-- Soal untuk Dikerjakan --
1. Menurut teks berita tentang TAP MPR, siapa yang mengajukan surat yang menjadi dasar pencabutan nama Soeharto, dan pada tanggal berapa?
2. Tuliskan kembali tanpa perubahan bagian teks berita tentang TAP MPR mulai dari "Melansir Suara.com jaringan" sampai dengan "negara seperti Soeharto.".
3. Ringkaslah teks berita tentang TAP MPR dalam dua kalimat.

-- Teks yang Disediakan --

Jakarta, BeritaManado.com — Majelis Permusyawaratan Rakyat (MPR) RI secara resmi mencabut penyebutan nama mantan Presiden Soeharto dari Ketetapan (TAP) MPR Nomor 11 Tahun 1998.
Ketetapan ini terkait dengan perintah untuk menyelenggarakan pemerintahan yang bersih dari Korupsi, Kolusi, dan Nepotisme (KKN).
Melansir Suara.com jaringan BeritaManado.com, pengumuman ini disampaikan oleh Ketua MPR RI, Bambang Soesatyo (Bamsoet), dalam sidang paripurna yang menjadi penutup masa jabatan MPR periode 2019-2024.
Sidang ini digelar di Kompleks Parlemen, Senayan, Jakarta, pada Rabu, 25 September 2024.
“Terkait dengan penyebutan nama Mantan Presiden Soeharto dalam TAP MPR Nomor 11/MPR 1998 tersebut, secara pribadi, Bapak Soeharto dinyatakan telah selesai dilaksanakan karena yang bersangkutan telah meninggal dunia,” ungkap Bamsoet.
Pernyataan ini mengacu pada Pasal 4 TAP MPR Nomor 11 Tahun 1998 yang mengamanatkan pemberantasan KKN, termasuk terhadap Presiden Soeharto dan para kroninya.
Ketetapan MPR Nomor 11 Tahun 1998, yang diteken pada 13 November 1998 di bawah pimpinan Harmoko, memuat seruan tegas untuk memberantas KKN tanpa pandang bulu, termasuk kepada mantan pejabat negara seperti Soeharto.
Namun, Bamsoet menjelaskan bahwa proses hukum terhadap Soeharto dianggap telah selesai karena mantan Presiden tersebut telah wafat.
“Upaya pemberantasan korupsi, kolusi, dan nepotisme harus dilakukan secara tegas terhadap siapapun juga, baik pejabat negara, mantan pejabat negara, keluarga, dan kroninya maupun pihak swasta/konglomerat termasuk mantan Presiden Soeharto dengan tetap memperhatikan prinsip praduga tak bersalah dan hak-hak asasi manusia,” demikian bunyi ketetapan yang tertulis dalam TAP tersebut.
Pencabutan nama Soeharto dalam TAP ini merupakan tindak lanjut dari surat yang diajukan oleh Fraksi Golkar pada 18 September 2024.
Keputusan tersebut kemudian dibahas dalam rapat gabungan MPR pada 23 September 2024, dua hari sebelum sidang paripurna.
Bamsoet menambahkan bahwa TAP MPR Nomor 11 Tahun 1998 masih berlaku secara yuridis, sebagaimana dinyatakan dalam TAP MPR Nomor 1 Tahun 2003.
Namun, status hukum Soeharto dalam TAP tersebut dianggap telah selesai karena kematiannya.

-- Data yang Disediakan --

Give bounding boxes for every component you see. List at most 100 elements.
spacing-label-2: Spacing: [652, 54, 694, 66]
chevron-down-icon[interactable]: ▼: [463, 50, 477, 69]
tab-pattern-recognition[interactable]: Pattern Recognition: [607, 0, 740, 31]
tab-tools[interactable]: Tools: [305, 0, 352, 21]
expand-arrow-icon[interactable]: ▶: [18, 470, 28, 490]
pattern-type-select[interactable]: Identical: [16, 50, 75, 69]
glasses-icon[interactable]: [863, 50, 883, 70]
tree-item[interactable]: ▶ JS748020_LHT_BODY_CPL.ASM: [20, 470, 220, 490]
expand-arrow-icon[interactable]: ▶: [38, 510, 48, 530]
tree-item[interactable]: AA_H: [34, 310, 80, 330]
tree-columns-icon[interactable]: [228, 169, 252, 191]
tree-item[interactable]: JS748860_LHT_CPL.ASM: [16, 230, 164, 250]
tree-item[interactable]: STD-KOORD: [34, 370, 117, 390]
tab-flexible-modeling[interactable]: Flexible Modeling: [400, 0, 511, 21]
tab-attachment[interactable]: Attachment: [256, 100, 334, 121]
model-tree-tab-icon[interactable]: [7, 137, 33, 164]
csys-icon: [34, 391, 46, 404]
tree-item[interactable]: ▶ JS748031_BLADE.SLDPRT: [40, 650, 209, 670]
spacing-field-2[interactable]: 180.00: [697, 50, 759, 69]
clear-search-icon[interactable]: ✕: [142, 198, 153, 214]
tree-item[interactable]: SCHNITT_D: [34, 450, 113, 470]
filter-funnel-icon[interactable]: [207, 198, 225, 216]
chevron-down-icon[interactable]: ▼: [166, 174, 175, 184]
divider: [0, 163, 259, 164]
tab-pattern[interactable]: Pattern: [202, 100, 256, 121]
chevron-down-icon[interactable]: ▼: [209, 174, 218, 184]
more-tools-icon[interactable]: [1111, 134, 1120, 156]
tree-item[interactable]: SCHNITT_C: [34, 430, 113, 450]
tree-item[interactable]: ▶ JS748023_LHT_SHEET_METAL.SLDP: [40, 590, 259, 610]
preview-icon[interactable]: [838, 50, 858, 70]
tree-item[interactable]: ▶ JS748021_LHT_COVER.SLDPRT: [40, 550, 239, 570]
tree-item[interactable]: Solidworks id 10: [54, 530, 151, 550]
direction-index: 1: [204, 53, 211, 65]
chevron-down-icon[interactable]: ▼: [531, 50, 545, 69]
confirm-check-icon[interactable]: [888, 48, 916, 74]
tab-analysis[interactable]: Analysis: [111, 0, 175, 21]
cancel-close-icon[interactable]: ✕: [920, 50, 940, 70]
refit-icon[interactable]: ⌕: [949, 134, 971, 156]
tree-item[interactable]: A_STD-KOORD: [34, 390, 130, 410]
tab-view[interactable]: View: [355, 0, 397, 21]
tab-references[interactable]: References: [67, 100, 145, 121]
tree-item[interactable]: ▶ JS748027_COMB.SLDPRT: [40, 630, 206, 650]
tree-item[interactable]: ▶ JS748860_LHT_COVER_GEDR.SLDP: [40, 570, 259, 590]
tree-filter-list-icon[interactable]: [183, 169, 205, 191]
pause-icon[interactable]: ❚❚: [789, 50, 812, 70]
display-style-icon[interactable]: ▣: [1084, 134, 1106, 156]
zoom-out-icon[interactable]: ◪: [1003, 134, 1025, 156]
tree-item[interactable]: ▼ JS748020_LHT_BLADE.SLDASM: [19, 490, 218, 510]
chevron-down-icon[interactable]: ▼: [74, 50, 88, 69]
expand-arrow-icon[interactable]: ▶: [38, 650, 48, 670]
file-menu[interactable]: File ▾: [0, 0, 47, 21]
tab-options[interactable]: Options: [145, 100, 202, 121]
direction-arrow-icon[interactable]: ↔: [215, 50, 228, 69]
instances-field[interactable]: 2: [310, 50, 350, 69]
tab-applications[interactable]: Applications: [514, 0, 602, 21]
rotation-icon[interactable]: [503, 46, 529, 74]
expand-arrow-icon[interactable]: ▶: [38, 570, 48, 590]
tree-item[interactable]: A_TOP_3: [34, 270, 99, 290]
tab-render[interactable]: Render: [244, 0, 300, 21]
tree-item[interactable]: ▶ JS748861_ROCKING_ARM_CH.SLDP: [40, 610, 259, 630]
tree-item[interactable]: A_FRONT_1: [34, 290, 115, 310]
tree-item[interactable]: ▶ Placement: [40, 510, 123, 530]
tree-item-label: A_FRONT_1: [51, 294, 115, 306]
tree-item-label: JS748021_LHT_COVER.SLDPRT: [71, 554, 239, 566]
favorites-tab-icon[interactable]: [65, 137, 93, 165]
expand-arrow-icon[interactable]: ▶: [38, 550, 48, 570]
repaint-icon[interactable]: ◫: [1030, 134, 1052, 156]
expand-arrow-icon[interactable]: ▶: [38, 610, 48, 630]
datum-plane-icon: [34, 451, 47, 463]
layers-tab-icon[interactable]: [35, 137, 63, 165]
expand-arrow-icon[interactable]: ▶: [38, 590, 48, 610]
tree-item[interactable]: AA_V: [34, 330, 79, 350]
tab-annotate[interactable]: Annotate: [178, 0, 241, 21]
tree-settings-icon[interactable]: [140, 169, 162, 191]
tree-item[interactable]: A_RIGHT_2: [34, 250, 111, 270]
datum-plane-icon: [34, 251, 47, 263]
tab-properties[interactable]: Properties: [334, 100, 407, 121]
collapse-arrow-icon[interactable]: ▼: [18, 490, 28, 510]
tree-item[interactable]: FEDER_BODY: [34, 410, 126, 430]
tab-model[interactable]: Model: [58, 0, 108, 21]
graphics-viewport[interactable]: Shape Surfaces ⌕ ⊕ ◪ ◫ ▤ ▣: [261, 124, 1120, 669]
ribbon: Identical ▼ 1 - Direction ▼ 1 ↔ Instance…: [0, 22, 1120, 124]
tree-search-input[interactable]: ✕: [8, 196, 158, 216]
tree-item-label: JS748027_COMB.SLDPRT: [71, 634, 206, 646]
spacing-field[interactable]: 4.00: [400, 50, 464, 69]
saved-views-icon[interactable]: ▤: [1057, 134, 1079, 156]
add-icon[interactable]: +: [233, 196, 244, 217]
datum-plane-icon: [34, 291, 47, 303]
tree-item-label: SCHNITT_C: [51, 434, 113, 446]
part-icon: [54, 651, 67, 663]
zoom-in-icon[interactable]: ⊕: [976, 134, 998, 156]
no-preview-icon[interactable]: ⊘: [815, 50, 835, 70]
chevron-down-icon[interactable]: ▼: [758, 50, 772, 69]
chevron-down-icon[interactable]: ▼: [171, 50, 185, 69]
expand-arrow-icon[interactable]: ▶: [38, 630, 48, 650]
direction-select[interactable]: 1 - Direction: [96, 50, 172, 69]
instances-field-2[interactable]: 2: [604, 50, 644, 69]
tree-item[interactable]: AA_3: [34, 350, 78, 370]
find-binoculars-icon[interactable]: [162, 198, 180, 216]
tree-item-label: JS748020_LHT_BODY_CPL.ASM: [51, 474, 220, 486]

-- Jawaban per Tugas --
1. Fraksi Golkar, pada 18 September 2024.

2.
Melansir Suara.com jaringan BeritaManado.com, pengumuman ini disampaikan oleh Ketua MPR RI, Bambang Soesatyo (Bamsoet), dalam sidang paripurna yang menjadi penutup masa jabatan MPR periode 2019-2024.
Sidang ini digelar di Kompleks Parlemen, Senayan, Jakarta, pada Rabu, 25 September 2024.
“Terkait dengan penyebutan nama Mantan Presiden Soeharto dalam TAP MPR Nomor 11/MPR 1998 tersebut, secara pribadi, Bapak Soeharto dinyatakan telah selesai dilaksanakan karena yang bersangkutan telah meninggal dunia,” ungkap Bamsoet.
Pernyataan ini mengacu pada Pasal 4 TAP MPR Nomor 11 Tahun 1998 yang mengamanatkan pemberantasan KKN, termasuk terhadap Presiden Soeharto dan para kroninya.
Ketetapan MPR Nomor 11 Tahun 1998, yang diteken pada 13 November 1998 di bawah pimpinan Harmoko, memuat seruan tegas untuk memberantas KKN tanpa pandang bulu, termasuk kepada mantan pejabat negara seperti Soeharto.

3. Dalam sidang paripurna penutup masa jabatan MPR periode 2019-2024 pada 25 September 2024, Ketua MPR Bambang Soesatyo mengumumkan pencabutan penyebutan nama mantan Presiden Soeharto dari TAP MPR Nomor 11 Tahun 1998 tentang pemerintahan yang bersih dari KKN karena Soeharto telah meninggal dunia. Pencabutan ini menindaklanjuti surat Fraksi Golkar dan telah dibahas dalam rapat gabungan MPR, sementara ketetapan tersebut sendiri dinyatakan masih berlaku secara yuridis.